Extract every line of the material that holds the string "tega".

______________________________

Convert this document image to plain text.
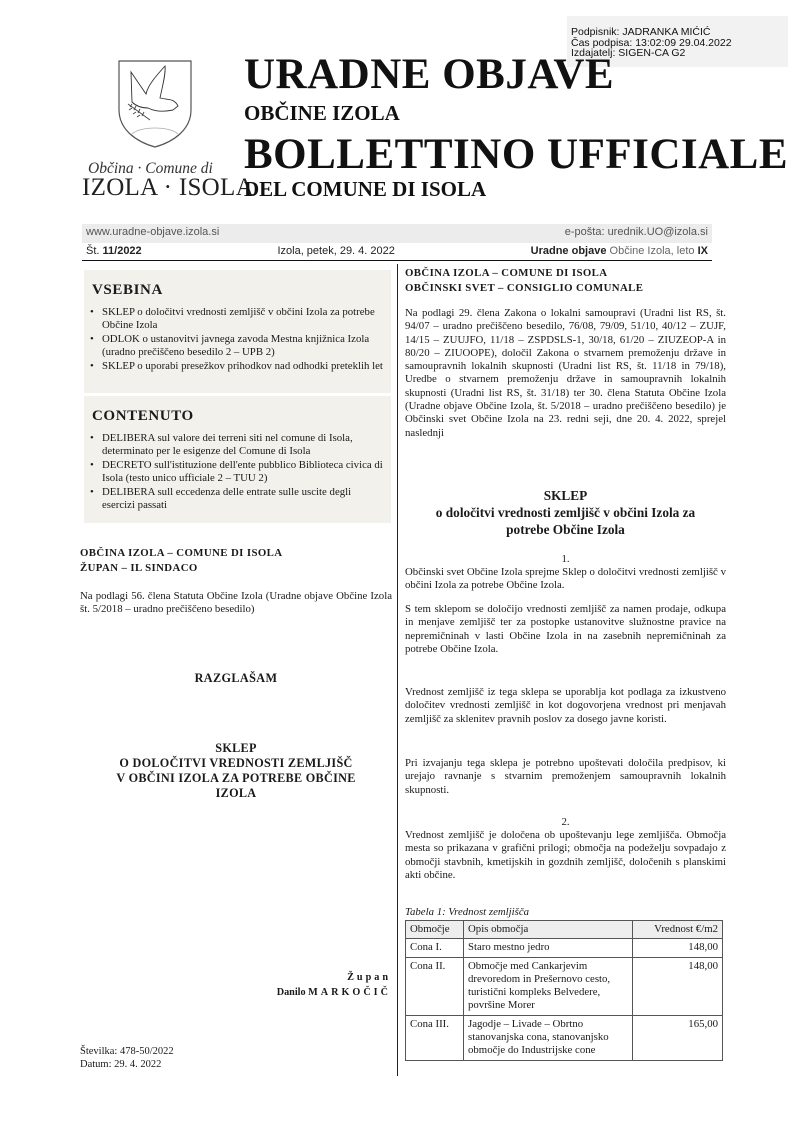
Podpisnik: JADRANKA MIĆIĆ
Čas podpisa: 13:02:09 29.04.2022
Izdajatelj: SIGEN-CA G2
Občina · Comune di
IZOLA · ISOLA
URADNE OBJAVE
OBČINE IZOLA
BOLLETTINO UFFICIALE
DEL COMUNE DI ISOLA
www.uradne-objave.izola.si	e-pošta: urednik.UO@izola.si
Št. 11/2022	Izola, petek, 29. 4. 2022	Uradne objave Občine Izola, leto IX
VSEBINA
• SKLEP o določitvi vrednosti zemljišč v občini Izola za potrebe Občine Izola
• ODLOK o ustanovitvi javnega zavoda Mestna knjižnica Izola (uradno prečiščeno besedilo 2 – UPB 2)
• SKLEP o uporabi presežkov prihodkov nad odhodki preteklih let
CONTENUTO
• DELIBERA sul valore dei terreni siti nel comune di Isola, determinato per le esigenze del Comune di Isola
• DECRETO sull'istituzione dell'ente pubblico Biblioteca civica di Isola (testo unico ufficiale 2 – TUU 2)
• DELIBERA sull eccedenza delle entrate sulle uscite degli esercizi passati
OBČINA IZOLA – COMUNE DI ISOLA
ŽUPAN – IL SINDACO
Na podlagi 56. člena Statuta Občine Izola (Uradne objave Občine Izola št. 5/2018 – uradno prečiščeno besedilo)
RAZGLAŠAM
SKLEP
O DOLOČITVI VREDNOSTI ZEMLJIŠČ
V OBČINI IZOLA ZA POTREBE OBČINE
IZOLA
Župan
Danilo MARKOČIČ
Številka: 478-50/2022
Datum: 29. 4. 2022
OBČINA IZOLA – COMUNE DI ISOLA
OBČINSKI SVET – CONSIGLIO COMUNALE
Na podlagi 29. člena Zakona o lokalni samoupravi (Uradni list RS, št. 94/07 – uradno prečiščeno besedilo, 76/08, 79/09, 51/10, 40/12 – ZUJF, 14/15 – ZUUJFO, 11/18 – ZSPDSLS-1, 30/18, 61/20 – ZIUZEOP-A in 80/20 – ZIUOOPE), določil Zakona o stvarnem premoženju države in samoupravnih lokalnih skupnosti (Uradni list RS, št. 11/18 in 79/18), Uredbe o stvarnem premoženju države in samoupravnih lokalnih skupnosti (Uradni list RS, št. 31/18) ter 30. člena Statuta Občine Izola (Uradne objave Občine Izola, št. 5/2018 – uradno prečiščeno besedilo) je Občinski svet Občine Izola na 23. redni seji, dne 20. 4. 2022, sprejel naslednji
SKLEP
o določitvi vrednosti zemljišč v občini Izola za
potrebe Občine Izola
1.
Občinski svet Občine Izola sprejme Sklep o določitvi vrednosti zemljišč v občini Izola za potrebe Občine Izola.
S tem sklepom se določijo vrednosti zemljišč za namen prodaje, odkupa in menjave zemljišč ter za postopke ustanovitve služnostne pravice na nepremičninah v lasti Občine Izola in na zasebnih nepremičninah za potrebe Občine Izola.
Vrednost zemljišč iz tega sklepa se uporablja kot podlaga za izkustveno določitev vrednosti zemljišč in kot dogovorjena vrednost pri menjavah zemljišč za sklenitev pravnih poslov za dosego javne koristi.
Pri izvajanju tega sklepa je potrebno upoštevati določila predpisov, ki urejajo ravnanje s stvarnim premoženjem samoupravnih lokalnih skupnosti.
2.
Vrednost zemljišč je določena ob upoštevanju lege zemljišča. Območja mesta so prikazana v grafični prilogi; območja na podeželju sovpadajo z območji stavbnih, kmetijskih in gozdnih zemljišč, določenih s planskimi akti občine.
Tabela 1: Vrednost zemljišča
Območje	Opis območja	Vrednost €/m2
Cona I.	Staro mestno jedro	148,00
Cona II.	Območje med Cankarjevim drevoredom in Prešernovo cesto, turistični kompleks Belvedere, površine Morer	148,00
Cona III.	Jagodje – Livade – Obrtno stanovanjska cona, stanovanjsko območje do Industrijske cone	165,00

______________________________

(Correct result):
Vrednost zemljišč iz tega sklepa se uporablja kot podlaga za izkustveno določitev vrednosti zemljišč in kot dogovorjena vrednost pri menjavah zemljišč za sklenitev pravnih poslov za dosego javne koristi.
Pri izvajanju tega sklepa je potrebno upoštevati določila predpisov, ki urejajo ravnanje s stvarnim premoženjem samoupravnih lokalnih skupnosti.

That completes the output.